WHAT TO DO:
Your task is to transcribe all of the data below exactly, omitting the images.

DATA LINES:
++++++++
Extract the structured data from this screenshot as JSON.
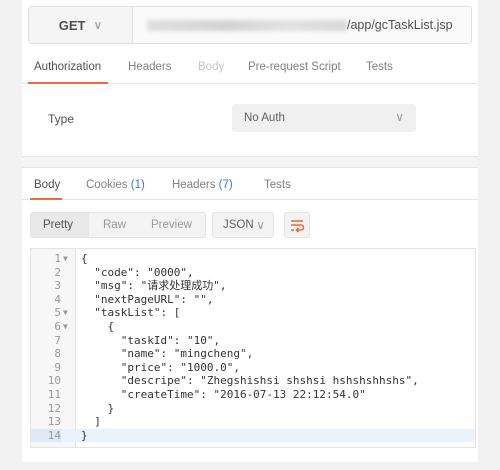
{
  "request": {
    "method": "GET",
    "url_suffix": "/app/gcTaskList.jsp",
    "tabs": [
      "Authorization",
      "Headers",
      "Body",
      "Pre-request Script",
      "Tests"
    ],
    "auth_type_label": "Type",
    "auth_type_value": "No Auth"
  },
  "response": {
    "tabs": {
      "body": "Body",
      "cookies": "Cookies",
      "cookies_count": "(1)",
      "headers": "Headers",
      "headers_count": "(7)",
      "tests": "Tests"
    },
    "formats": [
      "Pretty",
      "Raw",
      "Preview"
    ],
    "language": "JSON"
  },
  "editor": {
    "lines": [
      "{",
      "  \"code\": \"0000\",",
      "  \"msg\": \"请求处理成功\",",
      "  \"nextPageURL\": \"\",",
      "  \"taskList\": [",
      "    {",
      "      \"taskId\": \"10\",",
      "      \"name\": \"mingcheng\",",
      "      \"price\": \"1000.0\",",
      "      \"descripe\": \"Zhegshishsi shshsi hshshshhshs\",",
      "      \"createTime\": \"2016-07-13 22:12:54.0\"",
      "    }",
      "  ]",
      "}"
    ],
    "line_numbers": [
      "1",
      "2",
      "3",
      "4",
      "5",
      "6",
      "7",
      "8",
      "9",
      "10",
      "11",
      "12",
      "13",
      "14"
    ],
    "foldable_lines": [
      "1",
      "5",
      "6"
    ],
    "current_line": "14"
  },
  "colors": {
    "accent": "#f26b3a",
    "count": "#3a7bd5"
  },
  "icons": {
    "method_dropdown": "chevron-down-icon",
    "wrap": "wrap-lines-icon"
  }
}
++++++++
FINISHED EXERCISE:
Extract the structured data from this screenshot as JSON.
{
  "request": {
    "method": "GET",
    "url_suffix": "/app/gcTaskList.jsp",
    "tabs": [
      "Authorization",
      "Headers",
      "Body",
      "Pre-request Script",
      "Tests"
    ],
    "auth_type_label": "Type",
    "auth_type_value": "No Auth"
  },
  "response": {
    "tabs": {
      "body": "Body",
      "cookies": "Cookies",
      "cookies_count": "(1)",
      "headers": "Headers",
      "headers_count": "(7)",
      "tests": "Tests"
    },
    "formats": [
      "Pretty",
      "Raw",
      "Preview"
    ],
    "language": "JSON"
  },
  "editor": {
    "lines": [
      "{",
      "  \"code\": \"0000\",",
      "  \"msg\": \"请求处理成功\",",
      "  \"nextPageURL\": \"\",",
      "  \"taskList\": [",
      "    {",
      "      \"taskId\": \"10\",",
      "      \"name\": \"mingcheng\",",
      "      \"price\": \"1000.0\",",
      "      \"descripe\": \"Zhegshishsi shshsi hshshshhshs\",",
      "      \"createTime\": \"2016-07-13 22:12:54.0\"",
      "    }",
      "  ]",
      "}"
    ],
    "line_numbers": [
      "1",
      "2",
      "3",
      "4",
      "5",
      "6",
      "7",
      "8",
      "9",
      "10",
      "11",
      "12",
      "13",
      "14"
    ],
    "foldable_lines": [
      "1",
      "5",
      "6"
    ],
    "current_line": "14"
  },
  "colors": {
    "accent": "#f26b3a",
    "count": "#3a7bd5"
  },
  "icons": {
    "method_dropdown": "chevron-down-icon",
    "wrap": "wrap-lines-icon"
  }
}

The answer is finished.